- WRITTEN EXERCISE -
In the data below, locate each line with the word "ylabel" and list it.

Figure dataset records
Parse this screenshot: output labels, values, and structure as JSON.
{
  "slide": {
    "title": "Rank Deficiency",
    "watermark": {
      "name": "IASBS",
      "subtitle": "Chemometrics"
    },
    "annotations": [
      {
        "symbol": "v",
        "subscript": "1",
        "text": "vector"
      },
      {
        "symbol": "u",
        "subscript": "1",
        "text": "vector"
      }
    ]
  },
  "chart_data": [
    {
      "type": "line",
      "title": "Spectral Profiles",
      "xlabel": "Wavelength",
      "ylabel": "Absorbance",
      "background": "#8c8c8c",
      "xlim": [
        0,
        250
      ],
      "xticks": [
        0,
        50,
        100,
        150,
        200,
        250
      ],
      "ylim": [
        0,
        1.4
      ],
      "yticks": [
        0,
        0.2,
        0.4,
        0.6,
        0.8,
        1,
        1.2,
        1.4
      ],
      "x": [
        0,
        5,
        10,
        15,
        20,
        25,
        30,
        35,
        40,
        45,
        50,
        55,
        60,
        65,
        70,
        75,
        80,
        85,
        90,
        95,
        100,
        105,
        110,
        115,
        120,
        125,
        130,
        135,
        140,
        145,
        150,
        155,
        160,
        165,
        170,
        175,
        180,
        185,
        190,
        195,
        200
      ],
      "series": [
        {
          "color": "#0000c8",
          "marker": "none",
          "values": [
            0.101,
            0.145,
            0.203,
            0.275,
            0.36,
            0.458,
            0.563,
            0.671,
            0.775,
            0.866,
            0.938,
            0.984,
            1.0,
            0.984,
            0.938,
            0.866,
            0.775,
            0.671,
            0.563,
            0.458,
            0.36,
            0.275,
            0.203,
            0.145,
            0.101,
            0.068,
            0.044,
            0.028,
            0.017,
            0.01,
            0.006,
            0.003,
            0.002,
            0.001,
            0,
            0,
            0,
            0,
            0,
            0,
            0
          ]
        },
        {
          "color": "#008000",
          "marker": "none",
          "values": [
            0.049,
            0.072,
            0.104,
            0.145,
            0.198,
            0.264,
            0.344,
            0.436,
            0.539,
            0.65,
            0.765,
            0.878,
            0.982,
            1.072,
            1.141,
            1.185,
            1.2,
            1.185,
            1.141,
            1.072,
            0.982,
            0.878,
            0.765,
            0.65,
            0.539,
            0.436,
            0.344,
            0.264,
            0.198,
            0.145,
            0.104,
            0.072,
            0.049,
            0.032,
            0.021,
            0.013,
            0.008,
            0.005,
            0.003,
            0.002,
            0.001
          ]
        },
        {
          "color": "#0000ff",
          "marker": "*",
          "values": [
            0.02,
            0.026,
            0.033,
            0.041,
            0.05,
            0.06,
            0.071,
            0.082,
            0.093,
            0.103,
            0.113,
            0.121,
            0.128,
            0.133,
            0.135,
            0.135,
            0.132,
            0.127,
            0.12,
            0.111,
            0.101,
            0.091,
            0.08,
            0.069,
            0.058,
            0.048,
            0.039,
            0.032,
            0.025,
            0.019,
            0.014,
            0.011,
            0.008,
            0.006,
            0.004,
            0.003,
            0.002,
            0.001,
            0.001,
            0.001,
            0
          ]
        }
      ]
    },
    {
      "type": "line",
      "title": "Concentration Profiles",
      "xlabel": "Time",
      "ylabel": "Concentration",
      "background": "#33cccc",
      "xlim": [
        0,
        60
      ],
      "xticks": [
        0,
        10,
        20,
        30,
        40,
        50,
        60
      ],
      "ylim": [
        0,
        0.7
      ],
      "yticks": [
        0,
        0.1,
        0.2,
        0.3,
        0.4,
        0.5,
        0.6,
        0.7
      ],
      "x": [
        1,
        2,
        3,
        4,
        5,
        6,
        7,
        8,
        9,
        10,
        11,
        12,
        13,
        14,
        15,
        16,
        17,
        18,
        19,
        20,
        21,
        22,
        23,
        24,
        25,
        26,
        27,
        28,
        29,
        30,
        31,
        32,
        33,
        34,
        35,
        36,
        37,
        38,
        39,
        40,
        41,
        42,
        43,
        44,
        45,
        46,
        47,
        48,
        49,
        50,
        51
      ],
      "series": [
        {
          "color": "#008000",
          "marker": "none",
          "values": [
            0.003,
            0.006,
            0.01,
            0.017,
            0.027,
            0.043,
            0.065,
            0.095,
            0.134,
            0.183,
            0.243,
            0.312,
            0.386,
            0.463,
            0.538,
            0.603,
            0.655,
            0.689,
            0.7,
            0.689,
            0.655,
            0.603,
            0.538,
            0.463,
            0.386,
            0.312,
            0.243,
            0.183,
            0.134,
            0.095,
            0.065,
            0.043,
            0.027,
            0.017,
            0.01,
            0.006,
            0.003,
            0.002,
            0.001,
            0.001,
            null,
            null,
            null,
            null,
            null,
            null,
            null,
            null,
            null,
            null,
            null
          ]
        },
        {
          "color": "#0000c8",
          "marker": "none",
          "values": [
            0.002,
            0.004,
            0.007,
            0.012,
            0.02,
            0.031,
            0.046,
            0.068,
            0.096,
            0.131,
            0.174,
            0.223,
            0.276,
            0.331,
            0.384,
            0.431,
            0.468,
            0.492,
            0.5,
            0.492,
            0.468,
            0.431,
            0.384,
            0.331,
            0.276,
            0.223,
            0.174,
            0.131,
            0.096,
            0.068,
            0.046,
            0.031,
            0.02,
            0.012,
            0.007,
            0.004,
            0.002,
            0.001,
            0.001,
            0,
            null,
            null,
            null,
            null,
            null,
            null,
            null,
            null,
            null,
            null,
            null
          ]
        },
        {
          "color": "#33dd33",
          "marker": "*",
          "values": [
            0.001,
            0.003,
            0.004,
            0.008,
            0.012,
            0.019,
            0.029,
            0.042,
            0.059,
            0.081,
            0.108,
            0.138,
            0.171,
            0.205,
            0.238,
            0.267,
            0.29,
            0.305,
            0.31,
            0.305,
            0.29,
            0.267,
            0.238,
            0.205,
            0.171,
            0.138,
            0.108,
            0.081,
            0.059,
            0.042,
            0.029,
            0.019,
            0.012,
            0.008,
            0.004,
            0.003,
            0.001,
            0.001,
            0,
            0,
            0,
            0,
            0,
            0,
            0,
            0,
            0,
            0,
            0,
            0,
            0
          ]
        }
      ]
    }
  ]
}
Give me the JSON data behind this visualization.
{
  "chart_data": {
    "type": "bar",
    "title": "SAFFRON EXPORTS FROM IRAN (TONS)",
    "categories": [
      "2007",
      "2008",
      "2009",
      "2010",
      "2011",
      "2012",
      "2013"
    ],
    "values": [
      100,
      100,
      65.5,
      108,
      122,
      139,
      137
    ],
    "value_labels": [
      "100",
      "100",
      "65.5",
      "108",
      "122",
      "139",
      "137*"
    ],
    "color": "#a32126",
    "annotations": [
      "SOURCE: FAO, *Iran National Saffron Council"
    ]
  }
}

- THE ANSWER -
      "ylabel": "Absorbance",
      "ylabel": "Concentration",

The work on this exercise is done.